>> Start

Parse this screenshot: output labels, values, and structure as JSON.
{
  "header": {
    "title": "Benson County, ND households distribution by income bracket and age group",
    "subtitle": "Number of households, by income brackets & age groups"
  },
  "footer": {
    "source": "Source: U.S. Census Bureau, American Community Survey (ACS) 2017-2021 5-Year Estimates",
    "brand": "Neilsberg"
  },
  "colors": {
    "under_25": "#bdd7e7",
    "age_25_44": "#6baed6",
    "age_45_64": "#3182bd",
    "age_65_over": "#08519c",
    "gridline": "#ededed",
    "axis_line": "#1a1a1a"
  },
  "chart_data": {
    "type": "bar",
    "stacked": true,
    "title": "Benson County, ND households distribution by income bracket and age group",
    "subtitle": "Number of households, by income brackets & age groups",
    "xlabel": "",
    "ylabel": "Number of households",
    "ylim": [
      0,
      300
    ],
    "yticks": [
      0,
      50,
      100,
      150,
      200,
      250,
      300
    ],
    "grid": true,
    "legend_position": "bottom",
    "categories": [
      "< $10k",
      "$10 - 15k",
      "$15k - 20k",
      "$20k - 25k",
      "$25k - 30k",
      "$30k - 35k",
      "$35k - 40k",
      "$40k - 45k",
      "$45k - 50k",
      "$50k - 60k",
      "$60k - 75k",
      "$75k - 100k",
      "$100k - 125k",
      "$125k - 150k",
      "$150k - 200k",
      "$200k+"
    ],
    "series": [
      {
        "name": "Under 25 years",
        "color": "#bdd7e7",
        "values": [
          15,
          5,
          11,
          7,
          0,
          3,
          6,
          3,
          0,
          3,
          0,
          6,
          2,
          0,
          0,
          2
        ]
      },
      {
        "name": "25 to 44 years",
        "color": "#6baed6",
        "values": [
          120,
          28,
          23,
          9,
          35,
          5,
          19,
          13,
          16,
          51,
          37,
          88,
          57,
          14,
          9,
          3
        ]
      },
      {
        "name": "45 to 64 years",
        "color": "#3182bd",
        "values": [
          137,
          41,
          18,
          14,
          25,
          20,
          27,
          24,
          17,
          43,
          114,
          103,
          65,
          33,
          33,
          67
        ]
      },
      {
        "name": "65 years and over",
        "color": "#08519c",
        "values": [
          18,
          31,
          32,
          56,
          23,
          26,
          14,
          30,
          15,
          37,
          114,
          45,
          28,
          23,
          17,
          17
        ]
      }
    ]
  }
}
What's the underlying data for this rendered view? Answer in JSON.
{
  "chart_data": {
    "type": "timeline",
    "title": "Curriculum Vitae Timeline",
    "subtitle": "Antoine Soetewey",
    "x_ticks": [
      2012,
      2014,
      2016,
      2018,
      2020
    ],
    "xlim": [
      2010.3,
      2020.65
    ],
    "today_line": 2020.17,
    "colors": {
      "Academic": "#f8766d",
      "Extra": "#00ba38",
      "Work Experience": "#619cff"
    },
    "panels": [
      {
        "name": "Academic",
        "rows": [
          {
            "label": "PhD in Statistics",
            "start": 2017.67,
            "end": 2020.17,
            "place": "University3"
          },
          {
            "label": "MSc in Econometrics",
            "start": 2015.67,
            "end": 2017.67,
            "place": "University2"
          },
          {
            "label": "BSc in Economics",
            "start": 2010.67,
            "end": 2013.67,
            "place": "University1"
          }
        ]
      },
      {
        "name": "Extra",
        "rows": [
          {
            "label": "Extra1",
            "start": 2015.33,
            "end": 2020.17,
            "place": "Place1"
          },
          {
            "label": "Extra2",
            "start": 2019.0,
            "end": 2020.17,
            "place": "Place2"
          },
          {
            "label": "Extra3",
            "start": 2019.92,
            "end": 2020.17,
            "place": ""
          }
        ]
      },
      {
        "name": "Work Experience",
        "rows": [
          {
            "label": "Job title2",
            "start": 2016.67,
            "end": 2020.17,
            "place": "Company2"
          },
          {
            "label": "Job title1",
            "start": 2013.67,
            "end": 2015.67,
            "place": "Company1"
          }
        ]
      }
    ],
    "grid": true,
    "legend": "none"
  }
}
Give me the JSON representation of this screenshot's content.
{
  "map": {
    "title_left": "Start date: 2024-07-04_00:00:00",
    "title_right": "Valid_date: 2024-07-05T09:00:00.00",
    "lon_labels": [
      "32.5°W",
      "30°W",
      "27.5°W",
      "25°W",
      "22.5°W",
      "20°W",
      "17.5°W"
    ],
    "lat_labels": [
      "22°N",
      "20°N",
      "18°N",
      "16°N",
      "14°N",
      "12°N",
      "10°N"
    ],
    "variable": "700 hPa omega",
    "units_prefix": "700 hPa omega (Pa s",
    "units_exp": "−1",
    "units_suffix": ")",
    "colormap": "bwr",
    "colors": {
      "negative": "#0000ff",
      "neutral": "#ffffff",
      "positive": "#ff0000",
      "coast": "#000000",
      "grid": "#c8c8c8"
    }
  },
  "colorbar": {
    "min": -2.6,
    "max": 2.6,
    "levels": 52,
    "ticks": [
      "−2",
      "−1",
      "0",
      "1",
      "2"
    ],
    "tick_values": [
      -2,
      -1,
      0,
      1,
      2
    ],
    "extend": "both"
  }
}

>> End

## Stated problem
Starting with the line that contains "Give me the", return each line through the last one of the data above, exactly as written and nothing more.

## Result of the exercise
Give me the JSON representation of this screenshot's content.
{
  "map": {
    "title_left": "Start date: 2024-07-04_00:00:00",
    "title_right": "Valid_date: 2024-07-05T09:00:00.00",
    "lon_labels": [
      "32.5°W",
      "30°W",
      "27.5°W",
      "25°W",
      "22.5°W",
      "20°W",
      "17.5°W"
    ],
    "lat_labels": [
      "22°N",
      "20°N",
      "18°N",
      "16°N",
      "14°N",
      "12°N",
      "10°N"
    ],
    "variable": "700 hPa omega",
    "units_prefix": "700 hPa omega (Pa s",
    "units_exp": "−1",
    "units_suffix": ")",
    "colormap": "bwr",
    "colors": {
      "negative": "#0000ff",
      "neutral": "#ffffff",
      "positive": "#ff0000",
      "coast": "#000000",
      "grid": "#c8c8c8"
    }
  },
  "colorbar": {
    "min": -2.6,
    "max": 2.6,
    "levels": 52,
    "ticks": [
      "−2",
      "−1",
      "0",
      "1",
      "2"
    ],
    "tick_values": [
      -2,
      -1,
      0,
      1,
      2
    ],
    "extend": "both"
  }
}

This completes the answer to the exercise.